All the data below goes into the copy word for word, but the pictures don't.

'''

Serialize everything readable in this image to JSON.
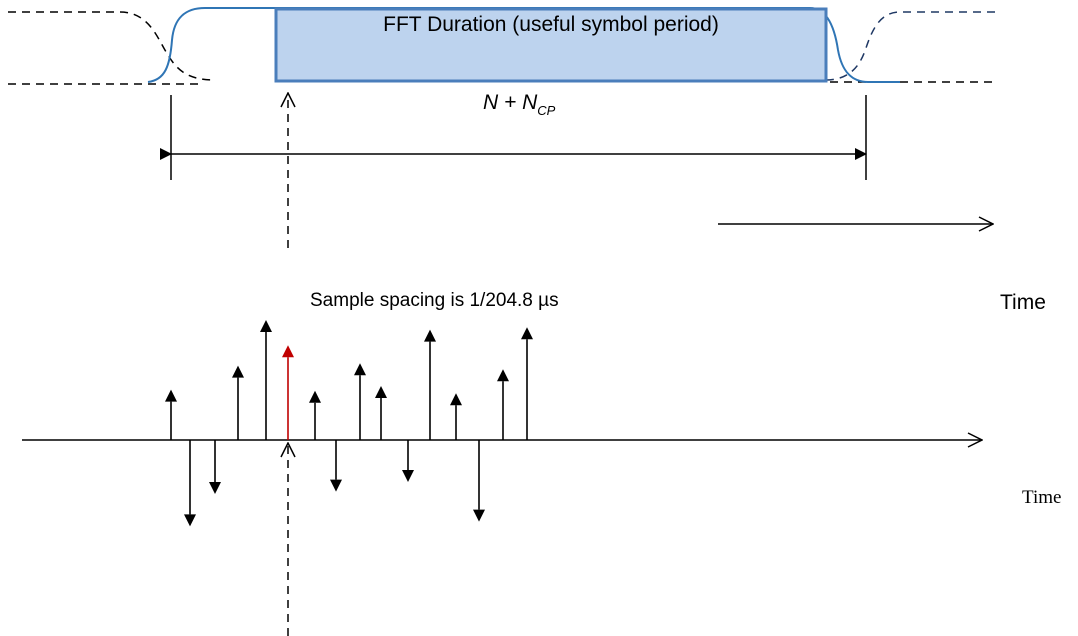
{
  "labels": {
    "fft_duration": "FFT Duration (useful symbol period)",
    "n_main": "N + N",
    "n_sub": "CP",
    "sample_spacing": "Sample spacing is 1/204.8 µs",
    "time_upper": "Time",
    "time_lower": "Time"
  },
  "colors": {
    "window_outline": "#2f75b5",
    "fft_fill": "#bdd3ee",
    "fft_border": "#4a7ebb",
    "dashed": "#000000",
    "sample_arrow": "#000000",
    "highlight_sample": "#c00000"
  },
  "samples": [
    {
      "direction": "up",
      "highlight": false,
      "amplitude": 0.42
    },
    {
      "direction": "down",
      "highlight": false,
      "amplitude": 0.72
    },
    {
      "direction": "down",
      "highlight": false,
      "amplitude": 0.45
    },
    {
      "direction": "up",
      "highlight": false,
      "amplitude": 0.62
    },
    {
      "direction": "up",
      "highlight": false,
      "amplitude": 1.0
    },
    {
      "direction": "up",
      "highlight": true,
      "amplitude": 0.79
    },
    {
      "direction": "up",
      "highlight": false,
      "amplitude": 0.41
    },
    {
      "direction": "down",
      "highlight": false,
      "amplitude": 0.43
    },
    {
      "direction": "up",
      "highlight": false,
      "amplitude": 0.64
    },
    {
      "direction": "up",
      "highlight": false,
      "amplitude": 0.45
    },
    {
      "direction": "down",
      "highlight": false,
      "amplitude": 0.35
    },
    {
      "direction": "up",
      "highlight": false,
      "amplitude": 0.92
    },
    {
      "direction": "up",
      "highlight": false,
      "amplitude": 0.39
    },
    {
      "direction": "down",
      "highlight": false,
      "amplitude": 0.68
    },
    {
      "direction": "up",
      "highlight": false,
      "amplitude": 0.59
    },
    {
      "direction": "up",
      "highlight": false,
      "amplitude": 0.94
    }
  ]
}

'''

Full answer:
Serialize everything readable in this image to JSON.
{
  "labels": {
    "fft_duration": "FFT Duration (useful symbol period)",
    "n_main": "N + N",
    "n_sub": "CP",
    "sample_spacing": "Sample spacing is 1/204.8 µs",
    "time_upper": "Time",
    "time_lower": "Time"
  },
  "colors": {
    "window_outline": "#2f75b5",
    "fft_fill": "#bdd3ee",
    "fft_border": "#4a7ebb",
    "dashed": "#000000",
    "sample_arrow": "#000000",
    "highlight_sample": "#c00000"
  },
  "samples": [
    {
      "direction": "up",
      "highlight": false,
      "amplitude": 0.42
    },
    {
      "direction": "down",
      "highlight": false,
      "amplitude": 0.72
    },
    {
      "direction": "down",
      "highlight": false,
      "amplitude": 0.45
    },
    {
      "direction": "up",
      "highlight": false,
      "amplitude": 0.62
    },
    {
      "direction": "up",
      "highlight": false,
      "amplitude": 1.0
    },
    {
      "direction": "up",
      "highlight": true,
      "amplitude": 0.79
    },
    {
      "direction": "up",
      "highlight": false,
      "amplitude": 0.41
    },
    {
      "direction": "down",
      "highlight": false,
      "amplitude": 0.43
    },
    {
      "direction": "up",
      "highlight": false,
      "amplitude": 0.64
    },
    {
      "direction": "up",
      "highlight": false,
      "amplitude": 0.45
    },
    {
      "direction": "down",
      "highlight": false,
      "amplitude": 0.35
    },
    {
      "direction": "up",
      "highlight": false,
      "amplitude": 0.92
    },
    {
      "direction": "up",
      "highlight": false,
      "amplitude": 0.39
    },
    {
      "direction": "down",
      "highlight": false,
      "amplitude": 0.68
    },
    {
      "direction": "up",
      "highlight": false,
      "amplitude": 0.59
    },
    {
      "direction": "up",
      "highlight": false,
      "amplitude": 0.94
    }
  ]
}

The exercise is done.